**YOUR GOAL**
Pick out each line containing the string "subtitle" and copy it.

[begin PROVIDED DATA]

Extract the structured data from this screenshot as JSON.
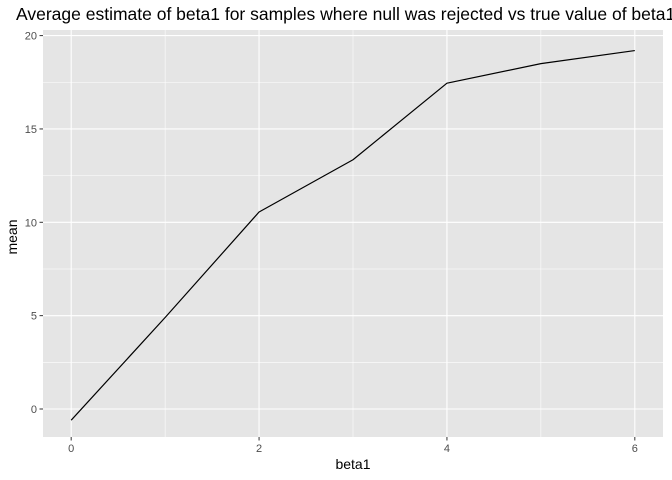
{
  "chart_data": {
    "type": "line",
    "title": "Average estimate of beta1  for samples where null was rejected vs true value of beta1",
    "xlabel": "beta1",
    "ylabel": "mean",
    "xlim": [
      -0.3,
      6.3
    ],
    "ylim": [
      -1.5,
      20.3
    ],
    "x_ticks": [
      0,
      2,
      4,
      6
    ],
    "y_ticks": [
      0,
      5,
      10,
      15,
      20
    ],
    "x_tick_labels": [
      "0",
      "2",
      "4",
      "6"
    ],
    "y_tick_labels": [
      "0",
      "5",
      "10",
      "15",
      "20"
    ],
    "grid": true,
    "legend": "none",
    "series": [
      {
        "x": [
          0,
          1,
          2,
          3,
          4,
          5,
          6
        ],
        "y": [
          -0.6,
          4.9,
          10.55,
          13.35,
          17.45,
          18.5,
          19.2
        ],
        "color": "#000000"
      }
    ],
    "colors": {
      "panel_background": "#e5e5e5",
      "grid_major": "#ffffff",
      "tick_label": "#4d4d4d",
      "line": "#000000"
    }
  }
}
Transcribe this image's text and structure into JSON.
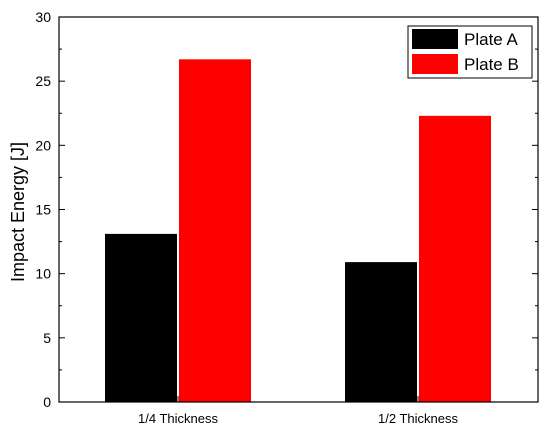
{
  "chart_data": {
    "type": "bar",
    "title": "",
    "xlabel": "",
    "ylabel": "Impact Energy [J]",
    "categories": [
      "1/4 Thickness",
      "1/2 Thickness"
    ],
    "series": [
      {
        "name": "Plate A",
        "color": "#000000",
        "values": [
          13.1,
          10.9
        ]
      },
      {
        "name": "Plate B",
        "color": "#ff0000",
        "values": [
          26.7,
          22.3
        ]
      }
    ],
    "ylim": [
      0,
      30
    ],
    "yticks": [
      0,
      5,
      10,
      15,
      20,
      25,
      30
    ],
    "y_minor_ticks": true,
    "grid": false,
    "legend_position": "top-right"
  }
}
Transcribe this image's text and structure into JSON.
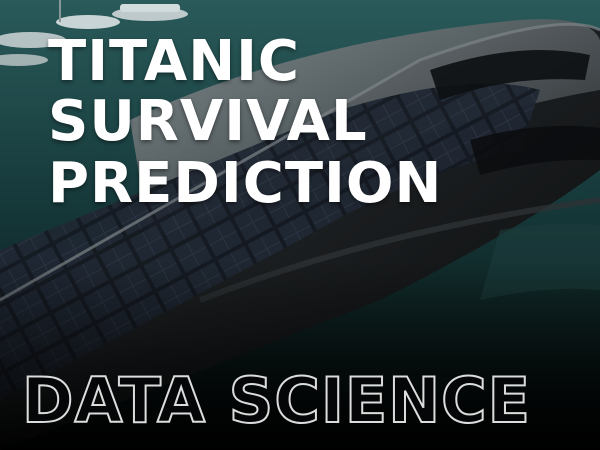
{
  "title": {
    "lines": [
      "TITANIC",
      "SURVIVAL",
      "PREDICTION"
    ]
  },
  "footer": {
    "label": "DATA SCIENCE"
  },
  "colors": {
    "title_text": "#ffffff",
    "footer_outline": "#dcdcdc",
    "water": "#1d4a4a",
    "background": "#050607"
  }
}
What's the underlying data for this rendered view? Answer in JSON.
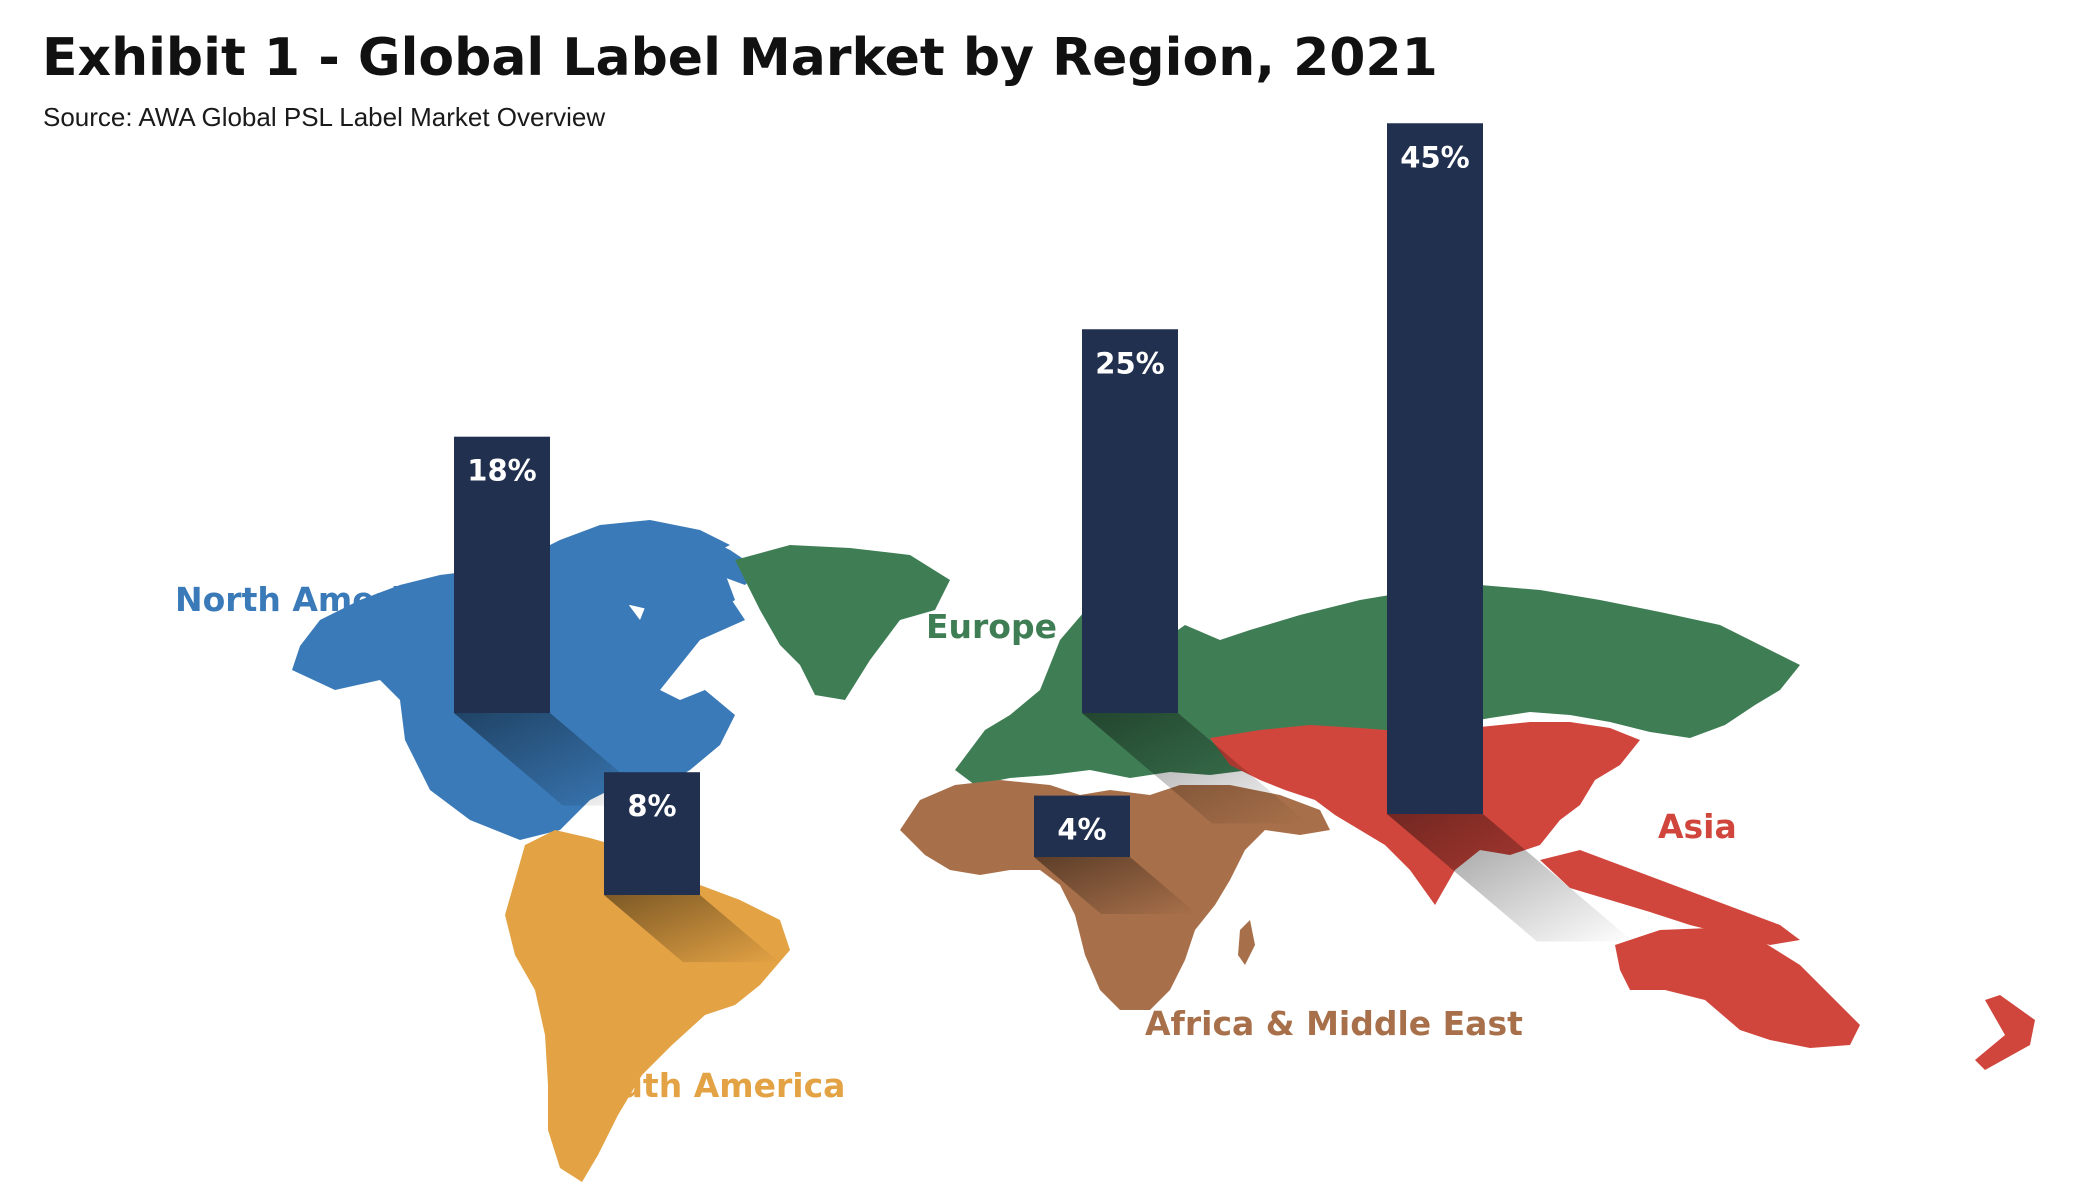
{
  "title": "Exhibit 1 - Global Label Market by Region, 2021",
  "subtitle": "Source: AWA Global PSL Label Market Overview",
  "colors": {
    "bar": "#22304f",
    "north_america": "#3a7ab8",
    "south_america": "#e3a244",
    "europe": "#3f7e55",
    "africa_middle_east": "#a8704a",
    "asia": "#d0463c"
  },
  "chart_data": {
    "type": "bar",
    "categories": [
      "North America",
      "South America",
      "Europe",
      "Africa & Middle East",
      "Asia"
    ],
    "values": [
      18,
      8,
      25,
      4,
      45
    ],
    "value_labels": [
      "18%",
      "8%",
      "25%",
      "4%",
      "45%"
    ],
    "title": "Exhibit 1 - Global Label Market by Region, 2021",
    "subtitle": "Source: AWA Global PSL Label Market Overview",
    "background": "world map",
    "legend": "none",
    "grid": false
  }
}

[end PROVIDED DATA]

**SOLUTION TO THE EXERCISE**
  "subtitle": "Source: AWA Global PSL Label Market Overview",
    "subtitle": "Source: AWA Global PSL Label Market Overview",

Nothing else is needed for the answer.